## EXERCISE PROMPT
Draw out every line with the word "nhiều" from the listing below.

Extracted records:
⁂
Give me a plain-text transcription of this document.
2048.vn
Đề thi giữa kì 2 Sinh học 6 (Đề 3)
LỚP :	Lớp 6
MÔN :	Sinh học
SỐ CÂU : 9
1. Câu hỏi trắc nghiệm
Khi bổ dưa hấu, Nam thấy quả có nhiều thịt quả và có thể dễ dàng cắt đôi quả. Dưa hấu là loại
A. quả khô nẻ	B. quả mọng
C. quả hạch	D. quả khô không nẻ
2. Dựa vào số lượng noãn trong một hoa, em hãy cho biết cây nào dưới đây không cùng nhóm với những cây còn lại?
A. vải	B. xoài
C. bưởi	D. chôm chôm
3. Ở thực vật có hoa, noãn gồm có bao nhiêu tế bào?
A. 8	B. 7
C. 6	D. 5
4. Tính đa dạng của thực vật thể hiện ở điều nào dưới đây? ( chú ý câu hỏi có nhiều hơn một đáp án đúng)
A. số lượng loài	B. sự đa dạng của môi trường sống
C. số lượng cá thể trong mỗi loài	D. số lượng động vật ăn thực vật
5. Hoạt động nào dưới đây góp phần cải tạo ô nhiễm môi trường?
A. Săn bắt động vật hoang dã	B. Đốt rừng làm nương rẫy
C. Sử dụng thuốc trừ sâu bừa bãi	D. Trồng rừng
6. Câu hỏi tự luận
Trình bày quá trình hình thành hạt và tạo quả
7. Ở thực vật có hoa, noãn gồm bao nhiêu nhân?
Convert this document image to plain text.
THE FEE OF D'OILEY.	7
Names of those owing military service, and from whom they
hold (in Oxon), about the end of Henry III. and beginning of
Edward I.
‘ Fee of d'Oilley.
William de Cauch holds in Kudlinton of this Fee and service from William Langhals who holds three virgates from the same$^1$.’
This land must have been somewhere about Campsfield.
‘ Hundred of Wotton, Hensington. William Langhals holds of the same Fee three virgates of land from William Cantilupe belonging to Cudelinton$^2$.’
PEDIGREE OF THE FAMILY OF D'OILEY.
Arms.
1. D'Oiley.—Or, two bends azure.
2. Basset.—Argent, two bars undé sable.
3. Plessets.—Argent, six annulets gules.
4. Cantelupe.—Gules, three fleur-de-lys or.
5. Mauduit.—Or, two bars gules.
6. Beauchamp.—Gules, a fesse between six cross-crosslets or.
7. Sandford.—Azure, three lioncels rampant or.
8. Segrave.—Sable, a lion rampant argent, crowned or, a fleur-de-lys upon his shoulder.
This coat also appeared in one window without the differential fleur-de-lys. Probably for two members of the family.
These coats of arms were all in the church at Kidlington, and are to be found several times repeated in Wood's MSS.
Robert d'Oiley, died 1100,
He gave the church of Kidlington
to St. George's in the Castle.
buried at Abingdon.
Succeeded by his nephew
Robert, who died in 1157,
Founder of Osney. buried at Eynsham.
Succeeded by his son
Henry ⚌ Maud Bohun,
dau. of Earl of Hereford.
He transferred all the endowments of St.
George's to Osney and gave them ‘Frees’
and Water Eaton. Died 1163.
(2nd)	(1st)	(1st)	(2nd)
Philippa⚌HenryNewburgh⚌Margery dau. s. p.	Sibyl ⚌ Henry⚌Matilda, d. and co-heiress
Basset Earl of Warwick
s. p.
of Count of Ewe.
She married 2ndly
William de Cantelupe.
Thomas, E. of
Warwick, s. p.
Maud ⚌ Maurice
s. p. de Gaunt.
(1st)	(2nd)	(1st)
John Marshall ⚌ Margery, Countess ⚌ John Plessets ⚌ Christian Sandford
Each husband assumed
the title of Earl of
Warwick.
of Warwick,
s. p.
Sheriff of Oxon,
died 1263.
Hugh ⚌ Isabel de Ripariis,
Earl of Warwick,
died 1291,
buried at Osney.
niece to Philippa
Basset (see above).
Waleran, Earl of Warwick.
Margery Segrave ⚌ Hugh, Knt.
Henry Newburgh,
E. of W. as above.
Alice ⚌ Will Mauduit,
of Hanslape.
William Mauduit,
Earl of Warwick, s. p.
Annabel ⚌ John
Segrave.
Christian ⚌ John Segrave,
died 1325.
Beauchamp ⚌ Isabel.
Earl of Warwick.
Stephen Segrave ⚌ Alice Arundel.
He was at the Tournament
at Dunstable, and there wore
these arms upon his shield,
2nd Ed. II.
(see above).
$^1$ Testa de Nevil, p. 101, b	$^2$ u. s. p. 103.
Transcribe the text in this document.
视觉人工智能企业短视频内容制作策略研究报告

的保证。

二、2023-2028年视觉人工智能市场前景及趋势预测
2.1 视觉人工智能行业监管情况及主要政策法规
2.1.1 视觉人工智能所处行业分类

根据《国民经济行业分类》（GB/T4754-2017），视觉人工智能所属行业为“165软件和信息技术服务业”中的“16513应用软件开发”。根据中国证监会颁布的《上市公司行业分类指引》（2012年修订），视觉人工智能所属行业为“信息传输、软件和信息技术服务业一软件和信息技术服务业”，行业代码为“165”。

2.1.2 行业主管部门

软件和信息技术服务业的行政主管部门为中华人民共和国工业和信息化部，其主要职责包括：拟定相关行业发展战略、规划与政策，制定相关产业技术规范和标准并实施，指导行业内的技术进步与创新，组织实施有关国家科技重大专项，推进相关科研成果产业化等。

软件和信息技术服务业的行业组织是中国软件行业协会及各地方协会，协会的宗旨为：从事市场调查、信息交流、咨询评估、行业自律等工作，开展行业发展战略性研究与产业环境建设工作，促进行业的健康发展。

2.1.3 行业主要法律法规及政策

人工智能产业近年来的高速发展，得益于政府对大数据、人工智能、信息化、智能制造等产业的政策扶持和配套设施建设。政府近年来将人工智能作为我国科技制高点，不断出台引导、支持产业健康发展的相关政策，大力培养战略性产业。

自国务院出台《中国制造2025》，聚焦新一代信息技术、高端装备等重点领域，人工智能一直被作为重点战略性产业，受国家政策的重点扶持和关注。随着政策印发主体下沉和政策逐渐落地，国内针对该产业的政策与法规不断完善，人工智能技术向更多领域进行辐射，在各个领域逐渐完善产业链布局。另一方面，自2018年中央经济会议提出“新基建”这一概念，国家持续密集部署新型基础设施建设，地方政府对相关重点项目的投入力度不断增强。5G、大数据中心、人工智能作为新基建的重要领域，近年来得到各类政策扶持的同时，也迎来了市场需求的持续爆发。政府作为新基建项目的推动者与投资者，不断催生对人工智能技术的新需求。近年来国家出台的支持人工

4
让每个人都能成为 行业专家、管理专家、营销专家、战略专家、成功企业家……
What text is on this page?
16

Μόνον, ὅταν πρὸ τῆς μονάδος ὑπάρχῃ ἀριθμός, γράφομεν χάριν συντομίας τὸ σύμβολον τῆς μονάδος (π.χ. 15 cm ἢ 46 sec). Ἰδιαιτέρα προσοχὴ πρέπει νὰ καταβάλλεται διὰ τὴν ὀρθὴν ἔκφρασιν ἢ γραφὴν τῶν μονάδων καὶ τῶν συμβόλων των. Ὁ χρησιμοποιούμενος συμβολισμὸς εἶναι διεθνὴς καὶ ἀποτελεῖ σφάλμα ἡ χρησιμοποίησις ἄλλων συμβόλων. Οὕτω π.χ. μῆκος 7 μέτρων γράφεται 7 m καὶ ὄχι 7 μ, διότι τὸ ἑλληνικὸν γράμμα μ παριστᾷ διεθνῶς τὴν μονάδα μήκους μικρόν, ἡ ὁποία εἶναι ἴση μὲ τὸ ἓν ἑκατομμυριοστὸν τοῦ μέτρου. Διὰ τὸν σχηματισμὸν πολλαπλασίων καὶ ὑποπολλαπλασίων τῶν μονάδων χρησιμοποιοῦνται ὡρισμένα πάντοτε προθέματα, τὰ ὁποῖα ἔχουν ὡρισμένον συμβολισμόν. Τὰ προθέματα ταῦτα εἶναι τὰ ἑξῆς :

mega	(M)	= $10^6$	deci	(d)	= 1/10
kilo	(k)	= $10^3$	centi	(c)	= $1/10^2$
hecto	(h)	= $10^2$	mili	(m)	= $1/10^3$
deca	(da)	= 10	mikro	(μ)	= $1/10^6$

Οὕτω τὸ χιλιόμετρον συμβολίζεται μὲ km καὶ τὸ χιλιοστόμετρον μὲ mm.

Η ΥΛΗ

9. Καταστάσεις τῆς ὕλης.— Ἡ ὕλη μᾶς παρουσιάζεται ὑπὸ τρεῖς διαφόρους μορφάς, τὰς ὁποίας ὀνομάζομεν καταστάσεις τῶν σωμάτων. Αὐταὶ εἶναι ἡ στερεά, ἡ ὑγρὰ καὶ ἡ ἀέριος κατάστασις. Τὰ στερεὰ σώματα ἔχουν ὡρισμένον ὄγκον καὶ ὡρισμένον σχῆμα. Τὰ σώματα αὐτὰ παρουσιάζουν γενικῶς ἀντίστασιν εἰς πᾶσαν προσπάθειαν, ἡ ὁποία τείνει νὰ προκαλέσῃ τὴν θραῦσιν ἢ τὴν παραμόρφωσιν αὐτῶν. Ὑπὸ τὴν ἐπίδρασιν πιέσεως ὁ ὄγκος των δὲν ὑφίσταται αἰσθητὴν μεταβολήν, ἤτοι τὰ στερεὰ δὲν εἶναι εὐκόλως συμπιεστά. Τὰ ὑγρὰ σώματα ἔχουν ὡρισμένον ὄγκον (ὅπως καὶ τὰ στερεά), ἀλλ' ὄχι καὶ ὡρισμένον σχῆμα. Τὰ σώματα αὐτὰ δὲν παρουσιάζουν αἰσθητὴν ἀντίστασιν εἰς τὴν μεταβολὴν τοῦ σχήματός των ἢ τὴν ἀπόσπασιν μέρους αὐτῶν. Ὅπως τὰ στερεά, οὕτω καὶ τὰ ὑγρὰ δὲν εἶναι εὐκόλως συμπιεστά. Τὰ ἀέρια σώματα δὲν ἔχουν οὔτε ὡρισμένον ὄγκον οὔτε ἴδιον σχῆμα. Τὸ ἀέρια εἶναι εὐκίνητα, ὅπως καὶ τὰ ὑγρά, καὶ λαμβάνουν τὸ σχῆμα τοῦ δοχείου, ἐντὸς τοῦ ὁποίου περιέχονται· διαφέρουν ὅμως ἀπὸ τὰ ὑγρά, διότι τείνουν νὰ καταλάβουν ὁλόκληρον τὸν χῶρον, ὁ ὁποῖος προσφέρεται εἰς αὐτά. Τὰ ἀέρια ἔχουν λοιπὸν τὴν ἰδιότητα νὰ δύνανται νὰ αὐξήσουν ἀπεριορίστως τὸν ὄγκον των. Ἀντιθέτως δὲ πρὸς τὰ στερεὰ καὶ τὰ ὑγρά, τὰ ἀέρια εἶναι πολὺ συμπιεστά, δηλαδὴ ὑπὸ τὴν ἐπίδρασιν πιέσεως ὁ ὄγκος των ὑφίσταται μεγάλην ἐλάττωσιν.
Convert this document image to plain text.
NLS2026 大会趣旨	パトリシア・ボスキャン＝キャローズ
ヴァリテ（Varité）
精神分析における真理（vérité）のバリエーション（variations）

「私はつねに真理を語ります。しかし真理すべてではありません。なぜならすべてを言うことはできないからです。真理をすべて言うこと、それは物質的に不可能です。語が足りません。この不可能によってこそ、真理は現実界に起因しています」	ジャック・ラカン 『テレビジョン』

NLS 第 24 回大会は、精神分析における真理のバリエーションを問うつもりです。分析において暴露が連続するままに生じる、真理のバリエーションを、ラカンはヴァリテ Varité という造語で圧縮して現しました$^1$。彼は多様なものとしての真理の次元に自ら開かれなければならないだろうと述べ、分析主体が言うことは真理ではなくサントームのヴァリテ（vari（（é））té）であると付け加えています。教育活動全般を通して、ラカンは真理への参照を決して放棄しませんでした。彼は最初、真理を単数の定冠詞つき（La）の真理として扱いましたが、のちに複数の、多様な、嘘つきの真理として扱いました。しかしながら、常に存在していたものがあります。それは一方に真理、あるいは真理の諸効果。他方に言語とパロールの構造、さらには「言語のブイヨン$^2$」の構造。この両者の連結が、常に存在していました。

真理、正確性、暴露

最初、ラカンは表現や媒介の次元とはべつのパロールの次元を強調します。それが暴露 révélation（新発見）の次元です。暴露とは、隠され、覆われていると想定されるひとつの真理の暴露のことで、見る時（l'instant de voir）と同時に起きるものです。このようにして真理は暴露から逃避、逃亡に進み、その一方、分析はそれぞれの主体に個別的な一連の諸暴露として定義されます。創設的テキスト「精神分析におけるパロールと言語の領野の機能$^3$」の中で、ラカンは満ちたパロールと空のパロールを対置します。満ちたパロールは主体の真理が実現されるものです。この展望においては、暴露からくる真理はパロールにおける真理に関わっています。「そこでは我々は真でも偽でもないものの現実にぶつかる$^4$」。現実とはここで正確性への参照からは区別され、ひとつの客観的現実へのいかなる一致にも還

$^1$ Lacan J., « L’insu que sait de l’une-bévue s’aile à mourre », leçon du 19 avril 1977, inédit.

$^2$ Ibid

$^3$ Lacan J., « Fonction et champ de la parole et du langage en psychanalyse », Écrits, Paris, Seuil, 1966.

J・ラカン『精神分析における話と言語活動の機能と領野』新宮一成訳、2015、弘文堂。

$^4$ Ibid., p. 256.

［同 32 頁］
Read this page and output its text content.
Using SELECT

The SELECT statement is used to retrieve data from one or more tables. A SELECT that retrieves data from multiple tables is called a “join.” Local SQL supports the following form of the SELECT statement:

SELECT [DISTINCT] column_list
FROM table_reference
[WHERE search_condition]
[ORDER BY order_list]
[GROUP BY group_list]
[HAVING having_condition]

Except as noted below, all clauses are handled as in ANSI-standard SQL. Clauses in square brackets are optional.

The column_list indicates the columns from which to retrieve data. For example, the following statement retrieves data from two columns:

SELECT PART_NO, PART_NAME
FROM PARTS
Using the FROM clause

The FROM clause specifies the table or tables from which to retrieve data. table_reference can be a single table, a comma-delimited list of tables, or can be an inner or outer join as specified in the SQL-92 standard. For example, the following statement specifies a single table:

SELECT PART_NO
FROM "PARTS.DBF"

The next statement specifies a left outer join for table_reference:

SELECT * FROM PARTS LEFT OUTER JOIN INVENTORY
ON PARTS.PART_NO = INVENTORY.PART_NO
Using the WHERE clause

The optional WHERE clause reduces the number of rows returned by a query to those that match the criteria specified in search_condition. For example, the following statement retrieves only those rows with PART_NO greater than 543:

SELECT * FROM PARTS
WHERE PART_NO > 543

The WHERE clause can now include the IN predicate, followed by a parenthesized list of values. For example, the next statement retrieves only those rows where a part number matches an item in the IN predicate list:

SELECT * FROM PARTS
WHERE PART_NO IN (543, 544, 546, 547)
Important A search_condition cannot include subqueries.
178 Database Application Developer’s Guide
⁂
## ANSWER TO THIS TASK
Khi bổ dưa hấu, Nam thấy quả có nhiều thịt quả và có thể dễ dàng cắt đôi quả. Dưa hấu là loại
4. Tính đa dạng của thực vật thể hiện ở điều nào dưới đây? ( chú ý câu hỏi có nhiều hơn một đáp án đúng)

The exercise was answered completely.